Instructions to follow – Reproduce every record below exactly as written, but leave out any pictures.

Data to process –

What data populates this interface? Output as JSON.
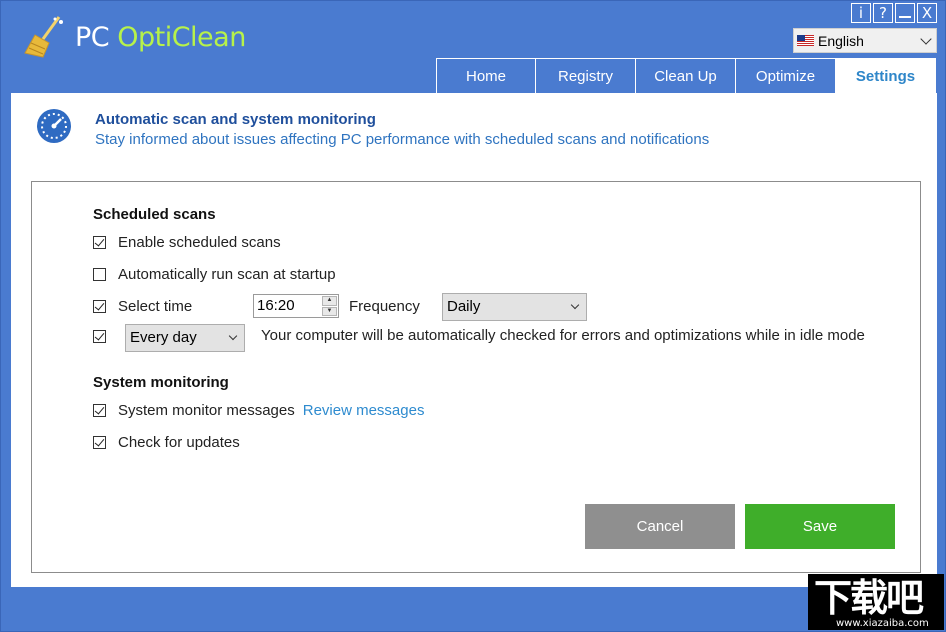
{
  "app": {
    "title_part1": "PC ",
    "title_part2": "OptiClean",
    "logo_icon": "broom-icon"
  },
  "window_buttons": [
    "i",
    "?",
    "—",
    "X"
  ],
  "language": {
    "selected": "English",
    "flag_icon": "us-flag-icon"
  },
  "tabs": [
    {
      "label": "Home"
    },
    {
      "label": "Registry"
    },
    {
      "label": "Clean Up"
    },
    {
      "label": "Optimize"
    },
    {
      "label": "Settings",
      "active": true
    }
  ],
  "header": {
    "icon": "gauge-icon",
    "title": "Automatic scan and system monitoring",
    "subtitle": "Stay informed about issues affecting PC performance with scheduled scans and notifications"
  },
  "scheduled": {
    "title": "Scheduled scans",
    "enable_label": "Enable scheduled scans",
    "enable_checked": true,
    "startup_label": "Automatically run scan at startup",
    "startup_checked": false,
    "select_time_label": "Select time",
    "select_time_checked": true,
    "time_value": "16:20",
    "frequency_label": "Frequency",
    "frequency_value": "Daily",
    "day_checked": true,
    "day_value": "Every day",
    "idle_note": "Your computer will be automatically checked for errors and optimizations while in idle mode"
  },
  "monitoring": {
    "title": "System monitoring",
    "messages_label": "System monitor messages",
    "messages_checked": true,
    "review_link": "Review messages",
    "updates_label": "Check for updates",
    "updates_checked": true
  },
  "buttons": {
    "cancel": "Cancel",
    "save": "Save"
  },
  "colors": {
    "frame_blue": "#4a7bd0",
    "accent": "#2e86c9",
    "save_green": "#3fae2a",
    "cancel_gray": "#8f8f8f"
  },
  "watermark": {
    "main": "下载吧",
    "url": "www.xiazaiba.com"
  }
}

Exercise solution –
What data populates this interface? Output as JSON.
{
  "app": {
    "title_part1": "PC ",
    "title_part2": "OptiClean",
    "logo_icon": "broom-icon"
  },
  "window_buttons": [
    "i",
    "?",
    "—",
    "X"
  ],
  "language": {
    "selected": "English",
    "flag_icon": "us-flag-icon"
  },
  "tabs": [
    {
      "label": "Home"
    },
    {
      "label": "Registry"
    },
    {
      "label": "Clean Up"
    },
    {
      "label": "Optimize"
    },
    {
      "label": "Settings",
      "active": true
    }
  ],
  "header": {
    "icon": "gauge-icon",
    "title": "Automatic scan and system monitoring",
    "subtitle": "Stay informed about issues affecting PC performance with scheduled scans and notifications"
  },
  "scheduled": {
    "title": "Scheduled scans",
    "enable_label": "Enable scheduled scans",
    "enable_checked": true,
    "startup_label": "Automatically run scan at startup",
    "startup_checked": false,
    "select_time_label": "Select time",
    "select_time_checked": true,
    "time_value": "16:20",
    "frequency_label": "Frequency",
    "frequency_value": "Daily",
    "day_checked": true,
    "day_value": "Every day",
    "idle_note": "Your computer will be automatically checked for errors and optimizations while in idle mode"
  },
  "monitoring": {
    "title": "System monitoring",
    "messages_label": "System monitor messages",
    "messages_checked": true,
    "review_link": "Review messages",
    "updates_label": "Check for updates",
    "updates_checked": true
  },
  "buttons": {
    "cancel": "Cancel",
    "save": "Save"
  },
  "colors": {
    "frame_blue": "#4a7bd0",
    "accent": "#2e86c9",
    "save_green": "#3fae2a",
    "cancel_gray": "#8f8f8f"
  },
  "watermark": {
    "main": "下载吧",
    "url": "www.xiazaiba.com"
  }
}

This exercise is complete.